### Instructions to follow
Go through the entries below and collect each line with the string "Thursday" in it.

[Collection entries]
========

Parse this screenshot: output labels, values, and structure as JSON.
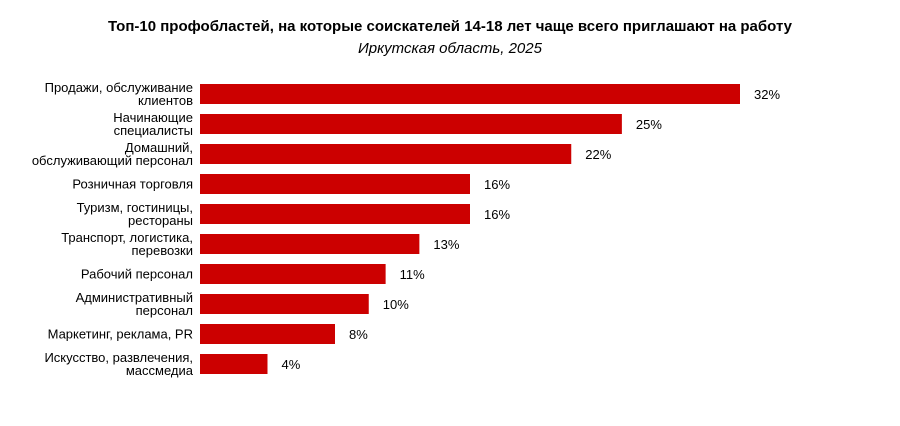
{
  "chart_data": {
    "type": "bar",
    "orientation": "horizontal",
    "title": "Топ-10 профобластей, на которые соискателей 14-18 лет чаще всего приглашают на работу",
    "subtitle": "Иркутская область, 2025",
    "bar_color": "#cc0000",
    "value_suffix": "%",
    "categories": [
      [
        "Продажи, обслуживание",
        "клиентов"
      ],
      [
        "Начинающие",
        "специалисты"
      ],
      [
        "Домашний,",
        "обслуживающий персонал"
      ],
      [
        "Розничная торговля"
      ],
      [
        "Туризм, гостиницы,",
        "рестораны"
      ],
      [
        "Транспорт, логистика,",
        "перевозки"
      ],
      [
        "Рабочий персонал"
      ],
      [
        "Административный",
        "персонал"
      ],
      [
        "Маркетинг, реклама, PR"
      ],
      [
        "Искусство, развлечения,",
        "массмедиа"
      ]
    ],
    "values": [
      32,
      25,
      22,
      16,
      16,
      13,
      11,
      10,
      8,
      4
    ],
    "value_labels": [
      "32%",
      "25%",
      "22%",
      "16%",
      "16%",
      "13%",
      "11%",
      "10%",
      "8%",
      "4%"
    ],
    "xlim": [
      0,
      32
    ],
    "grid": false,
    "legend": "none"
  }
}
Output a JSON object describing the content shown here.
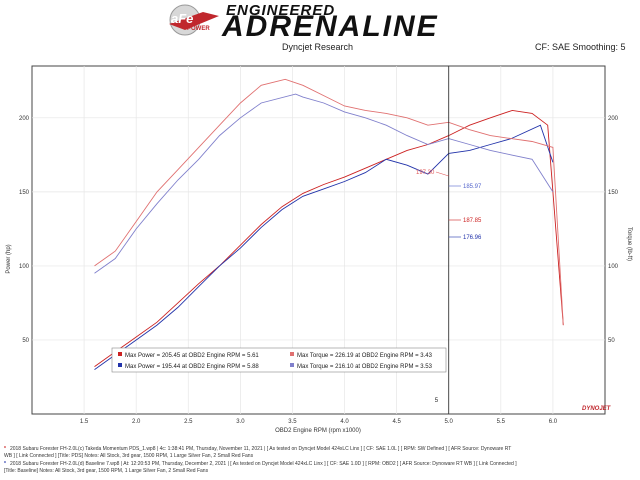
{
  "header": {
    "logo_text": "aFe",
    "logo_sub": "POWER",
    "brand_top": "ENGINEERED",
    "brand_main": "ADRENALINE",
    "left_caption": "Dyncjet Research",
    "right_caption": "CF: SAE Smoothing: 5"
  },
  "chart_data": {
    "type": "line",
    "xlabel": "OBD2 Engine RPM (rpm x1000)",
    "ylabel_left": "Power (hp)",
    "ylabel_right": "Torque (lb-ft)",
    "xlim": [
      1.0,
      6.5
    ],
    "ylim": [
      0,
      235
    ],
    "x_ticks": [
      "1.5",
      "2.0",
      "2.5",
      "3.0",
      "3.5",
      "4.0",
      "4.5",
      "5.0",
      "5.5",
      "6.0"
    ],
    "y_ticks_left": [
      "50",
      "100",
      "150",
      "200"
    ],
    "y_ticks_right": [
      "50",
      "100",
      "150",
      "200"
    ],
    "x_tick_values": [
      1.5,
      2.0,
      2.5,
      3.0,
      3.5,
      4.0,
      4.5,
      5.0,
      5.5,
      6.0
    ],
    "y_tick_values": [
      50,
      100,
      150,
      200
    ],
    "grid": true,
    "cursor": {
      "x": 5.0,
      "label": "5"
    },
    "watermark": "DYNOJET",
    "series": [
      {
        "name": "Max Power = 205.45 at OBD2 Engine RPM = 5.61",
        "color": "#cc2222",
        "x": [
          1.6,
          1.8,
          2.0,
          2.2,
          2.4,
          2.6,
          2.8,
          3.0,
          3.2,
          3.4,
          3.6,
          3.8,
          4.0,
          4.2,
          4.4,
          4.6,
          4.8,
          5.0,
          5.2,
          5.4,
          5.61,
          5.8,
          5.95,
          6.1
        ],
        "y": [
          32,
          42,
          52,
          62,
          75,
          88,
          100,
          114,
          128,
          140,
          149,
          155,
          160,
          166,
          172,
          178,
          182,
          188,
          195,
          200,
          205,
          203,
          195,
          60
        ]
      },
      {
        "name": "Max Power = 195.44 at OBD2 Engine RPM = 5.88",
        "color": "#2233aa",
        "x": [
          1.6,
          1.8,
          2.0,
          2.2,
          2.4,
          2.6,
          2.8,
          3.0,
          3.2,
          3.4,
          3.6,
          3.8,
          4.0,
          4.2,
          4.4,
          4.6,
          4.8,
          5.0,
          5.2,
          5.4,
          5.6,
          5.88,
          6.0
        ],
        "y": [
          30,
          40,
          50,
          60,
          72,
          86,
          100,
          112,
          126,
          138,
          147,
          152,
          157,
          163,
          172,
          168,
          162,
          176,
          178,
          182,
          186,
          195,
          170
        ]
      },
      {
        "name": "Max Torque = 226.19 at OBD2 Engine RPM = 3.43",
        "color": "#e07070",
        "x": [
          1.6,
          1.8,
          2.0,
          2.2,
          2.4,
          2.6,
          2.8,
          3.0,
          3.2,
          3.43,
          3.6,
          3.8,
          4.0,
          4.2,
          4.4,
          4.6,
          4.8,
          5.0,
          5.2,
          5.4,
          5.6,
          5.8,
          6.0,
          6.1
        ],
        "y": [
          100,
          110,
          130,
          150,
          165,
          180,
          195,
          210,
          222,
          226,
          222,
          215,
          208,
          205,
          203,
          200,
          195,
          197,
          192,
          188,
          186,
          184,
          180,
          60
        ]
      },
      {
        "name": "Max Torque = 216.10 at OBD2 Engine RPM = 3.53",
        "color": "#8080cc",
        "x": [
          1.6,
          1.8,
          2.0,
          2.2,
          2.4,
          2.6,
          2.8,
          3.0,
          3.2,
          3.53,
          3.6,
          3.8,
          4.0,
          4.2,
          4.4,
          4.6,
          4.8,
          5.0,
          5.2,
          5.4,
          5.6,
          5.8,
          6.0
        ],
        "y": [
          95,
          105,
          125,
          142,
          158,
          172,
          188,
          200,
          210,
          216,
          214,
          210,
          204,
          200,
          195,
          188,
          182,
          186,
          182,
          178,
          175,
          172,
          150
        ]
      }
    ],
    "annotations": [
      {
        "text": "197.30",
        "color": "#e05555"
      },
      {
        "text": "185.97",
        "color": "#5566cc"
      },
      {
        "text": "187.85",
        "color": "#cc2222"
      },
      {
        "text": "176.96",
        "color": "#2233aa"
      }
    ],
    "legend": {
      "placement": "bottom-left"
    }
  },
  "footer": {
    "line1": "2018 Subaru Forester FH-2.0L(c) Takeda Momentum PDS_1.wp8 | 4c: 1:38:41 PM, Thursday, November 11, 2021 | [ As tested on Dyncjet Model 424xLC Linx ] [ CF: SAE 1.0L ] [ RPM: SW Defined ] [ AFR Source: Dynoware RT",
    "line2": "WB ] [ Link Connected ] [Title: PDS] Notes: All Stock, 3rd gear, 1500 RPM, 1 Large Silver Fan, 2 Small Red Fans",
    "line3": "2018 Subaru Forester FH-2.0L(d) Baseline 7.wp8 | At: 12:20:53 PM, Thursday, December 2, 2021 | [ As tested on Dyncjet Model 424xLC Linx ] [ CF: SAE 1.0D ] [ RPM: OBD2 ] [ AFR Source: Dynoware RT WB ] [ Link Connected ]",
    "line4": "[Title: Baseline] Notes: All Stock, 3rd gear, 1500 RPM, 1 Large Silver Fan, 2 Small Red Fans",
    "mark1": "*",
    "mark2": "*"
  }
}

========

### The result
    "line1": "2018 Subaru Forester FH-2.0L(c) Takeda Momentum PDS_1.wp8 | 4c: 1:38:41 PM, Thursday, November 11, 2021 | [ As tested on Dyncjet Model 424xLC Linx ] [ CF: SAE 1.0L ] [ RPM: SW Defined ] [ AFR Source: Dynoware RT",
    "line3": "2018 Subaru Forester FH-2.0L(d) Baseline 7.wp8 | At: 12:20:53 PM, Thursday, December 2, 2021 | [ As tested on Dyncjet Model 424xLC Linx ] [ CF: SAE 1.0D ] [ RPM: OBD2 ] [ AFR Source: Dynoware RT WB ] [ Link Connected ]",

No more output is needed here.